## [Description of the task]
Copy every line of the data below word for word, leaving out the pictures.

## [Records for the task]
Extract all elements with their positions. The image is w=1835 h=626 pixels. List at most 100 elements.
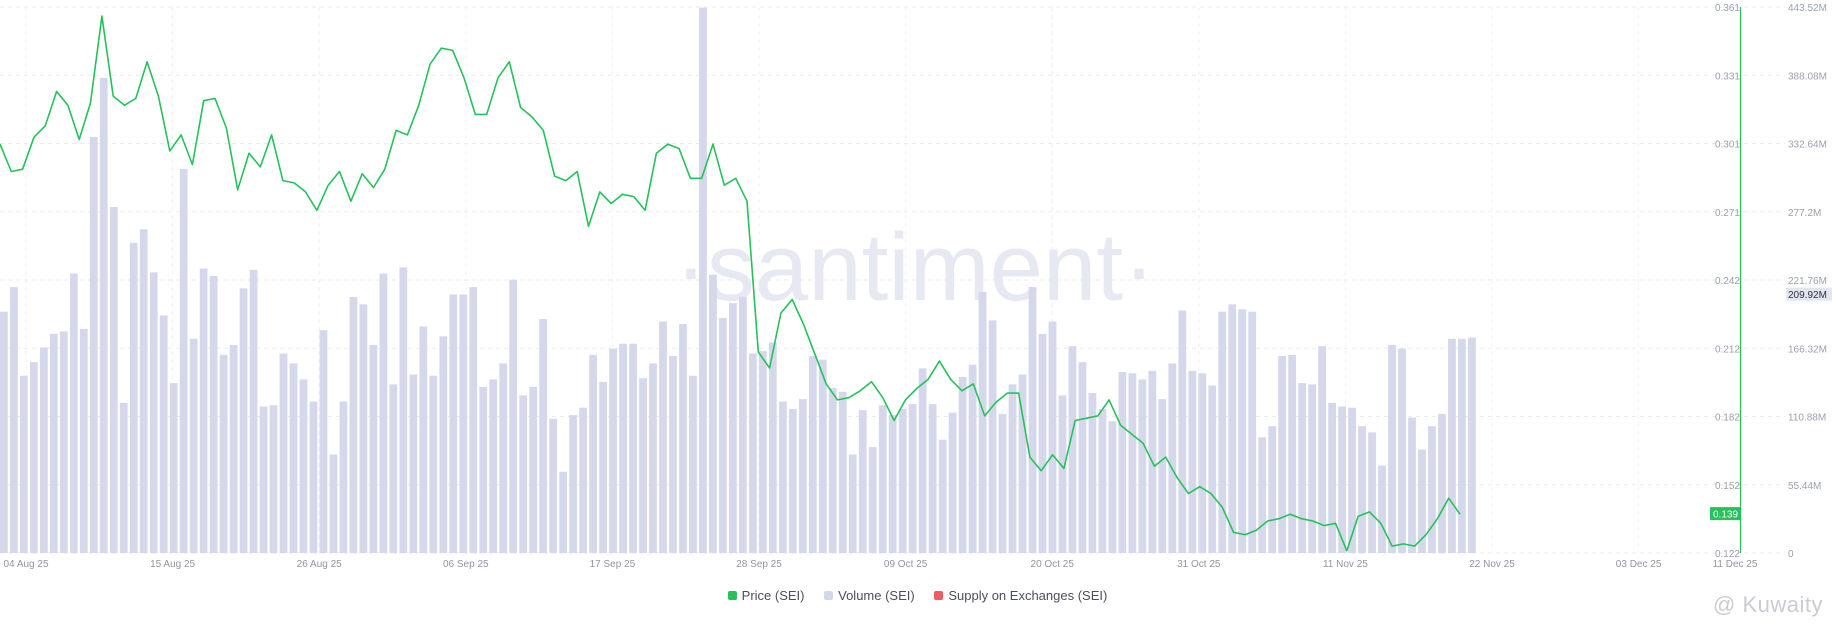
- volume-bar: [129, 242, 138, 554]
- x-tick-label: 20 Oct 25: [1031, 559, 1075, 570]
- volume-bar: [89, 136, 98, 553]
- legend-label-supply: Supply on Exchanges (SEI): [948, 588, 1108, 603]
- volume-bar: [609, 348, 617, 553]
- grid-lines: [0, 6, 1785, 554]
- volume-bar: [1308, 384, 1317, 553]
- volume-bar: [1128, 373, 1137, 553]
- volume-bar: [469, 287, 478, 553]
- volume-bar: [259, 406, 268, 553]
- volume-bar: [1158, 399, 1167, 553]
- santiment-watermark: ·santiment·: [675, 214, 1155, 321]
- legend-item-volume[interactable]: Volume (SEI): [824, 588, 915, 603]
- volume-bar: [379, 273, 388, 553]
- volume-bar: [1098, 408, 1107, 553]
- volume-bar: [1088, 392, 1097, 553]
- volume-bar: [649, 363, 657, 553]
- volume-bar: [539, 319, 548, 553]
- volume-bar: [1038, 333, 1047, 553]
- legend: Price (SEI) Volume (SEI) Supply on Excha…: [0, 588, 1835, 608]
- axes: 0.361 443.52M 0.331 388.08M 0.301 332.64M 0.27…: [3, 3, 1832, 570]
- volume-bar: [29, 362, 38, 553]
- volume-bar: [519, 395, 528, 553]
- volume-bar: [659, 321, 667, 553]
- x-tick-label: 28 Sep 25: [736, 559, 782, 570]
- x-tick-label: 03 Dec 25: [1616, 559, 1662, 570]
- x-tick-label: 11 Dec 25: [1713, 559, 1758, 570]
- volume-bar: [998, 413, 1007, 553]
- legend-item-supply[interactable]: Supply on Exchanges (SEI): [934, 588, 1107, 603]
- volume-bar: [339, 401, 348, 553]
- x-tick-label: 26 Aug 25: [297, 559, 342, 570]
- volume-bar: [109, 207, 118, 554]
- volume-bar: [9, 287, 18, 553]
- volume-bar: [798, 399, 807, 553]
- volume-bar: [459, 294, 468, 553]
- volume-bar: [579, 407, 588, 553]
- volume-bar: [1298, 383, 1307, 553]
- volume-bar: [1398, 348, 1406, 553]
- watermark: ·santiment·: [675, 214, 1155, 321]
- volume-bar: [99, 77, 108, 553]
- volume-bar: [699, 7, 707, 554]
- x-tick-label: 06 Sep 25: [443, 559, 489, 570]
- volume-bar: [1408, 417, 1416, 553]
- volume-bar: [1358, 426, 1366, 553]
- volume-bar: [299, 379, 308, 553]
- volume-bar: [289, 363, 298, 553]
- volume-bar: [1448, 338, 1456, 553]
- volume-bar: [189, 338, 198, 553]
- volume-bar: [788, 408, 797, 553]
- volume-bar: [1078, 362, 1087, 553]
- volume-bar: [1068, 346, 1077, 553]
- volume-bars: [0, 7, 1476, 554]
- volume-bar: [758, 351, 767, 553]
- volume-bar: [1428, 426, 1436, 553]
- volume-bar: [439, 336, 448, 553]
- volume-bar: [1118, 372, 1127, 553]
- price-tick-label: 0.152: [1715, 481, 1740, 492]
- legend-swatch-volume: [824, 591, 834, 600]
- volume-bar: [79, 328, 88, 553]
- current-price-label: 0.139: [1713, 510, 1738, 521]
- volume-tick-label: 0: [1788, 549, 1794, 560]
- volume-tick-label: 388.08M: [1788, 71, 1827, 82]
- volume-bar: [1138, 379, 1147, 553]
- volume-bar: [509, 279, 518, 553]
- volume-bar: [1438, 413, 1446, 553]
- volume-bar: [629, 343, 637, 553]
- legend-label-price: Price (SEI): [741, 588, 805, 603]
- volume-bar: [858, 410, 867, 553]
- volume-bar: [1228, 304, 1237, 553]
- volume-bar: [1318, 346, 1327, 553]
- volume-bar: [1368, 432, 1376, 553]
- legend-item-price[interactable]: Price (SEI): [727, 588, 805, 603]
- volume-bar: [888, 415, 897, 553]
- x-tick-label: 17 Sep 25: [590, 559, 636, 570]
- legend-label-volume: Volume (SEI): [838, 588, 915, 603]
- volume-bar: [269, 405, 278, 553]
- price-series-line: [0, 15, 1461, 552]
- volume-bar: [1168, 363, 1177, 553]
- volume-bar: [119, 402, 128, 553]
- volume-bar: [219, 354, 228, 553]
- current-price-badge: [1710, 507, 1741, 521]
- volume-bar: [49, 333, 58, 553]
- legend-swatch-supply: [934, 591, 944, 600]
- volume-bar: [559, 471, 568, 553]
- volume-bar: [978, 292, 987, 553]
- volume-bar: [59, 331, 68, 553]
- volume-bar: [669, 356, 677, 553]
- volume-bar: [1258, 437, 1267, 553]
- volume-bar: [1288, 354, 1297, 553]
- current-volume-label: 209.92M: [1788, 290, 1827, 301]
- volume-tick-label: 166.32M: [1788, 344, 1827, 355]
- volume-bar: [319, 330, 328, 553]
- volume-bar: [569, 415, 578, 553]
- x-tick-label: 11 Nov 25: [1323, 559, 1368, 570]
- volume-bar: [229, 344, 238, 553]
- volume-bar: [748, 353, 757, 553]
- volume-bar: [489, 379, 498, 553]
- volume-bar: [529, 386, 538, 553]
- volume-bar: [419, 326, 428, 553]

## [Result]
Extract all elements with their positions. The image is w=1835 h=626 pixels. List at most 100 elements.
- volume-bar: [129, 242, 138, 554]
- x-tick-label: 20 Oct 25: [1031, 559, 1075, 570]
- volume-bar: [89, 136, 98, 553]
- legend-label-supply: Supply on Exchanges (SEI): [948, 588, 1108, 603]
- volume-bar: [609, 348, 617, 553]
- grid-lines: [0, 6, 1785, 554]
- volume-bar: [1308, 384, 1317, 553]
- volume-bar: [1128, 373, 1137, 553]
- volume-bar: [469, 287, 478, 553]
- volume-bar: [259, 406, 268, 553]
- volume-bar: [1158, 399, 1167, 553]
- santiment-watermark: ·santiment·: [675, 214, 1155, 321]
- legend-item-volume[interactable]: Volume (SEI): [824, 588, 915, 603]
- volume-bar: [379, 273, 388, 553]
- volume-bar: [1098, 408, 1107, 553]
- volume-bar: [1088, 392, 1097, 553]
- volume-bar: [649, 363, 657, 553]
- volume-bar: [539, 319, 548, 553]
- volume-bar: [1038, 333, 1047, 553]
- legend: Price (SEI) Volume (SEI) Supply on Excha…: [0, 588, 1835, 608]
- axes: 0.361 443.52M 0.331 388.08M 0.301 332.64M 0.27…: [3, 3, 1832, 570]
- volume-bar: [29, 362, 38, 553]
- volume-bar: [519, 395, 528, 553]
- volume-bar: [659, 321, 667, 553]
- x-tick-label: 28 Sep 25: [736, 559, 782, 570]
- x-tick-label: 03 Dec 25: [1616, 559, 1662, 570]
- x-tick-label: 11 Dec 25: [1713, 559, 1758, 570]
- volume-bar: [998, 413, 1007, 553]
- legend-item-supply[interactable]: Supply on Exchanges (SEI): [934, 588, 1107, 603]
- volume-bar: [339, 401, 348, 553]
- x-tick-label: 26 Aug 25: [297, 559, 342, 570]
- volume-bar: [109, 207, 118, 554]
- volume-bar: [9, 287, 18, 553]
- volume-bar: [798, 399, 807, 553]
- volume-bar: [459, 294, 468, 553]
- volume-bar: [579, 407, 588, 553]
- volume-bar: [1298, 383, 1307, 553]
- volume-bar: [1398, 348, 1406, 553]
- watermark: ·santiment·: [675, 214, 1155, 321]
- volume-bar: [99, 77, 108, 553]
- volume-bar: [699, 7, 707, 554]
- x-tick-label: 06 Sep 25: [443, 559, 489, 570]
- volume-bar: [1408, 417, 1416, 553]
- volume-bar: [1358, 426, 1366, 553]
- volume-bar: [299, 379, 308, 553]
- volume-bar: [289, 363, 298, 553]
- volume-bar: [1448, 338, 1456, 553]
- volume-bar: [189, 338, 198, 553]
- volume-bar: [788, 408, 797, 553]
- volume-bar: [1078, 362, 1087, 553]
- volume-bar: [1068, 346, 1077, 553]
- volume-bars: [0, 7, 1476, 554]
- volume-bar: [758, 351, 767, 553]
- volume-bar: [1428, 426, 1436, 553]
- volume-bar: [439, 336, 448, 553]
- volume-bar: [1118, 372, 1127, 553]
- price-tick-label: 0.152: [1715, 481, 1740, 492]
- legend-swatch-volume: [824, 591, 834, 600]
- volume-bar: [79, 328, 88, 553]
- current-price-label: 0.139: [1713, 510, 1738, 521]
- volume-tick-label: 0: [1788, 549, 1794, 560]
- volume-tick-label: 388.08M: [1788, 71, 1827, 82]
- volume-bar: [1138, 379, 1147, 553]
- volume-bar: [509, 279, 518, 553]
- volume-bar: [1438, 413, 1446, 553]
- volume-bar: [629, 343, 637, 553]
- legend-label-price: Price (SEI): [741, 588, 805, 603]
- volume-bar: [858, 410, 867, 553]
- volume-bar: [1228, 304, 1237, 553]
- volume-bar: [1318, 346, 1327, 553]
- volume-bar: [1368, 432, 1376, 553]
- legend-item-price[interactable]: Price (SEI): [727, 588, 805, 603]
- volume-bar: [888, 415, 897, 553]
- x-tick-label: 17 Sep 25: [590, 559, 636, 570]
- legend-label-volume: Volume (SEI): [838, 588, 915, 603]
- volume-bar: [269, 405, 278, 553]
- price-series-line: [0, 15, 1461, 552]
- volume-bar: [1168, 363, 1177, 553]
- volume-bar: [119, 402, 128, 553]
- volume-bar: [219, 354, 228, 553]
- current-price-badge: [1710, 507, 1741, 521]
- volume-bar: [49, 333, 58, 553]
- legend-swatch-supply: [934, 591, 944, 600]
- volume-bar: [559, 471, 568, 553]
- volume-bar: [978, 292, 987, 553]
- volume-bar: [59, 331, 68, 553]
- volume-bar: [669, 356, 677, 553]
- volume-bar: [1258, 437, 1267, 553]
- volume-bar: [1288, 354, 1297, 553]
- current-volume-label: 209.92M: [1788, 290, 1827, 301]
- volume-tick-label: 166.32M: [1788, 344, 1827, 355]
- volume-bar: [319, 330, 328, 553]
- volume-bar: [569, 415, 578, 553]
- x-tick-label: 11 Nov 25: [1323, 559, 1368, 570]
- volume-bar: [229, 344, 238, 553]
- volume-bar: [748, 353, 757, 553]
- volume-bar: [489, 379, 498, 553]
- volume-bar: [529, 386, 538, 553]
- volume-bar: [419, 326, 428, 553]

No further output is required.